-- BEGIN --

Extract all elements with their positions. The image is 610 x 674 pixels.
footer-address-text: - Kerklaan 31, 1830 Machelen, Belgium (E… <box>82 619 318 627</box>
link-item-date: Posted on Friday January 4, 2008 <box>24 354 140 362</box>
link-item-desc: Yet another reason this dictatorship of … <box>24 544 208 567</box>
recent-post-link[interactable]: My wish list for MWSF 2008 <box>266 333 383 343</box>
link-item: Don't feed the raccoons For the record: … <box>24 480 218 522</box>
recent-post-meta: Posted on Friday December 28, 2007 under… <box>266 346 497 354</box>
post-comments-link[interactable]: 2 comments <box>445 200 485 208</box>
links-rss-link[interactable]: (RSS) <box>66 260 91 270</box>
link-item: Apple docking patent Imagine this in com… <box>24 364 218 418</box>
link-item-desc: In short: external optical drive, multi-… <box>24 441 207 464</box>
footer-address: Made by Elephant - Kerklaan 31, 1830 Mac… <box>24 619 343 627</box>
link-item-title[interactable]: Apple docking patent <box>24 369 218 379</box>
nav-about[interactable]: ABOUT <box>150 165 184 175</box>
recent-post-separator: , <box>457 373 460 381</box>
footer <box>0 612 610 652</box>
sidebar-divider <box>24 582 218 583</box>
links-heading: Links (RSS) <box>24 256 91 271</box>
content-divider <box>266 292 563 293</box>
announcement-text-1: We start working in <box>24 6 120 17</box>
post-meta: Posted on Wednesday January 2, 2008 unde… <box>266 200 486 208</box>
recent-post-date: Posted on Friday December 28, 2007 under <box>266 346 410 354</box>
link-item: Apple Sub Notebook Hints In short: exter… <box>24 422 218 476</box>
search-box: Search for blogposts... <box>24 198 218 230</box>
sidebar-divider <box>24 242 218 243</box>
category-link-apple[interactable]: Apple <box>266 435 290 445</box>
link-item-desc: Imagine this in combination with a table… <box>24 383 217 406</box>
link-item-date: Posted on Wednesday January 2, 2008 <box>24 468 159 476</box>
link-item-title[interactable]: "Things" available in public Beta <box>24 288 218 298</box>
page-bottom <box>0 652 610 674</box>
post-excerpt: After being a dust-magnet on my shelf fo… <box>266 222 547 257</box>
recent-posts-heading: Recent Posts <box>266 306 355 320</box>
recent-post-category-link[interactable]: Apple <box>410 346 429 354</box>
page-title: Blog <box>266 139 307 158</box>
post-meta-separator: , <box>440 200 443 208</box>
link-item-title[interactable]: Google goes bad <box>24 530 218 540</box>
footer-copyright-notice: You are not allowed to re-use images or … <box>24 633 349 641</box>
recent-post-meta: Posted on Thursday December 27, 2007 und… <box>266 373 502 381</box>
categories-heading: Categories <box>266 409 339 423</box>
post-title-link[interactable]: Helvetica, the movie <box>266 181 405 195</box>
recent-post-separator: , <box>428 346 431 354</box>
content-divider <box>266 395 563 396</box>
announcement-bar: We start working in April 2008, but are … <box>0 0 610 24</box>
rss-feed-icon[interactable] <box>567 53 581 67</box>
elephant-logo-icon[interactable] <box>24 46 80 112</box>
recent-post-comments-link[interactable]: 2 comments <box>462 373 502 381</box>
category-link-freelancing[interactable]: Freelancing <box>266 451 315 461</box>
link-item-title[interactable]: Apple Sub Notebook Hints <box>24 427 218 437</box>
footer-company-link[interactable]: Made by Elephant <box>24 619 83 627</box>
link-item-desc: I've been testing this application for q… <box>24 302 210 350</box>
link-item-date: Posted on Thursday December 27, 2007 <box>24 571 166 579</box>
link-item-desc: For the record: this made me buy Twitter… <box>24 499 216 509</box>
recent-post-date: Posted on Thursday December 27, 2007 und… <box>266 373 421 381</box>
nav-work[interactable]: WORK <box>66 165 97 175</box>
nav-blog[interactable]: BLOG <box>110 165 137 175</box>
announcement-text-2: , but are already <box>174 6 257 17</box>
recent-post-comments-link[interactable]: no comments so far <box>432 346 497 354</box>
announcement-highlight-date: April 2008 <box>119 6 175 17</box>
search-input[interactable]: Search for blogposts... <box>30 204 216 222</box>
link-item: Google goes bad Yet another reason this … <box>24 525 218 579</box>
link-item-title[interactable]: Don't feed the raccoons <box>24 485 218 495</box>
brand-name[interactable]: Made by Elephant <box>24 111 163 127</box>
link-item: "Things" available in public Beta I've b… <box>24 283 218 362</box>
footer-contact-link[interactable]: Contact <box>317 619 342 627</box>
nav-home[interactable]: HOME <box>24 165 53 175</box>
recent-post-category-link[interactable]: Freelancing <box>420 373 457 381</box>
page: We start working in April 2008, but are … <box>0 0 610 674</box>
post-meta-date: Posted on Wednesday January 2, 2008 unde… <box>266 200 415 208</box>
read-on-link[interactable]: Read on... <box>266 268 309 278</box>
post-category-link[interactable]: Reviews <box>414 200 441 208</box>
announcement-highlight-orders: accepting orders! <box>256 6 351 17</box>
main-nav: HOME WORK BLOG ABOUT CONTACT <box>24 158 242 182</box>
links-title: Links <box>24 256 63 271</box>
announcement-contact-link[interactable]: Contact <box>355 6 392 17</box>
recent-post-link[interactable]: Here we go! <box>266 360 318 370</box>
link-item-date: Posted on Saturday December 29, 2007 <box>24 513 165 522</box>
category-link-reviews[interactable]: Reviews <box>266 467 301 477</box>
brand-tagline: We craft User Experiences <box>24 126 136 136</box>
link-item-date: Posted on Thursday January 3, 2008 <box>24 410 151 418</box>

-- END --

* [SHORT EXERCISE] Give the listing above as a numbered list, one line per item, and omit any blank lines.

* [THE RESULT]
1. Extract all elements with their positions. The image is 610 x 674 pixels.
2. footer-address-text: - Kerklaan 31, 1830 Machelen, Belgium (E… <box>82 619 318 627</box>
3. link-item-date: Posted on Friday January 4, 2008 <box>24 354 140 362</box>
4. link-item-desc: Yet another reason this dictatorship of … <box>24 544 208 567</box>
5. recent-post-link[interactable]: My wish list for MWSF 2008 <box>266 333 383 343</box>
6. link-item: Don't feed the raccoons For the record: … <box>24 480 218 522</box>
7. recent-post-meta: Posted on Friday December 28, 2007 under… <box>266 346 497 354</box>
8. post-comments-link[interactable]: 2 comments <box>445 200 485 208</box>
9. links-rss-link[interactable]: (RSS) <box>66 260 91 270</box>
10. link-item: Apple docking patent Imagine this in com… <box>24 364 218 418</box>
11. link-item-desc: In short: external optical drive, multi-… <box>24 441 207 464</box>
12. footer-address: Made by Elephant - Kerklaan 31, 1830 Mac… <box>24 619 343 627</box>
13. link-item-title[interactable]: Apple docking patent <box>24 369 218 379</box>
14. nav-about[interactable]: ABOUT <box>150 165 184 175</box>
15. recent-post-separator: , <box>457 373 460 381</box>
16. footer <box>0 612 610 652</box>
17. sidebar-divider <box>24 582 218 583</box>
18. links-heading: Links (RSS) <box>24 256 91 271</box>
19. content-divider <box>266 292 563 293</box>
20. announcement-text-1: We start working in <box>24 6 120 17</box>
21. post-meta: Posted on Wednesday January 2, 2008 unde… <box>266 200 486 208</box>
22. recent-post-date: Posted on Friday December 28, 2007 under <box>266 346 410 354</box>
23. link-item: Apple Sub Notebook Hints In short: exter… <box>24 422 218 476</box>
24. search-box: Search for blogposts... <box>24 198 218 230</box>
25. sidebar-divider <box>24 242 218 243</box>
26. category-link-apple[interactable]: Apple <box>266 435 290 445</box>
27. link-item-desc: Imagine this in combination with a table… <box>24 383 217 406</box>
28. link-item-date: Posted on Wednesday January 2, 2008 <box>24 468 159 476</box>
29. link-item-title[interactable]: "Things" available in public Beta <box>24 288 218 298</box>
30. page-bottom <box>0 652 610 674</box>
31. post-excerpt: After being a dust-magnet on my shelf fo… <box>266 222 547 257</box>
32. recent-posts-heading: Recent Posts <box>266 306 355 320</box>
33. recent-post-category-link[interactable]: Apple <box>410 346 429 354</box>
34. page-title: Blog <box>266 139 307 158</box>
35. post-meta-separator: , <box>440 200 443 208</box>
36. link-item-title[interactable]: Google goes bad <box>24 530 218 540</box>
37. footer-copyright-notice: You are not allowed to re-use images or … <box>24 633 349 641</box>
38. recent-post-meta: Posted on Thursday December 27, 2007 und… <box>266 373 502 381</box>
39. categories-heading: Categories <box>266 409 339 423</box>
40. post-title-link[interactable]: Helvetica, the movie <box>266 181 405 195</box>
41. recent-post-separator: , <box>428 346 431 354</box>
42. content-divider <box>266 395 563 396</box>
43. announcement-bar: We start working in April 2008, but are … <box>0 0 610 24</box>
44. rss-feed-icon[interactable] <box>567 53 581 67</box>
45. elephant-logo-icon[interactable] <box>24 46 80 112</box>
46. recent-post-comments-link[interactable]: 2 comments <box>462 373 502 381</box>
47. category-link-freelancing[interactable]: Freelancing <box>266 451 315 461</box>
48. link-item-title[interactable]: Apple Sub Notebook Hints <box>24 427 218 437</box>
49. footer-company-link[interactable]: Made by Elephant <box>24 619 83 627</box>
50. link-item-desc: I've been testing this application for q… <box>24 302 210 350</box>
51. link-item-date: Posted on Thursday December 27, 2007 <box>24 571 166 579</box>
52. link-item-desc: For the record: this made me buy Twitter… <box>24 499 216 509</box>
53. recent-post-date: Posted on Thursday December 27, 2007 und… <box>266 373 421 381</box>
54. nav-work[interactable]: WORK <box>66 165 97 175</box>
55. nav-blog[interactable]: BLOG <box>110 165 137 175</box>
56. announcement-text-2: , but are already <box>174 6 257 17</box>
57. recent-post-comments-link[interactable]: no comments so far <box>432 346 497 354</box>
58. announcement-highlight-date: April 2008 <box>119 6 175 17</box>
59. search-input[interactable]: Search for blogposts... <box>30 204 216 222</box>
60. link-item: Google goes bad Yet another reason this … <box>24 525 218 579</box>
61. link-item-title[interactable]: Don't feed the raccoons <box>24 485 218 495</box>
62. brand-name[interactable]: Made by Elephant <box>24 111 163 127</box>
63. link-item: "Things" available in public Beta I've b… <box>24 283 218 362</box>
64. footer-contact-link[interactable]: Contact <box>317 619 342 627</box>
65. nav-home[interactable]: HOME <box>24 165 53 175</box>
66. recent-post-category-link[interactable]: Freelancing <box>420 373 457 381</box>
67. page: We start working in April 2008, but are … <box>0 0 610 674</box>
68. post-meta-date: Posted on Wednesday January 2, 2008 unde… <box>266 200 415 208</box>
69. read-on-link[interactable]: Read on... <box>266 268 309 278</box>
70. post-category-link[interactable]: Reviews <box>414 200 441 208</box>
71. announcement-highlight-orders: accepting orders! <box>256 6 351 17</box>
72. main-nav: HOME WORK BLOG ABOUT CONTACT <box>24 158 242 182</box>
73. links-title: Links <box>24 256 63 271</box>
74. announcement-contact-link[interactable]: Contact <box>355 6 392 17</box>
75. recent-post-link[interactable]: Here we go! <box>266 360 318 370</box>
76. link-item-date: Posted on Saturday December 29, 2007 <box>24 513 165 522</box>
77. category-link-reviews[interactable]: Reviews <box>266 467 301 477</box>
78. brand-tagline: We craft User Experiences <box>24 126 136 136</box>
79. link-item-date: Posted on Thursday January 3, 2008 <box>24 410 151 418</box>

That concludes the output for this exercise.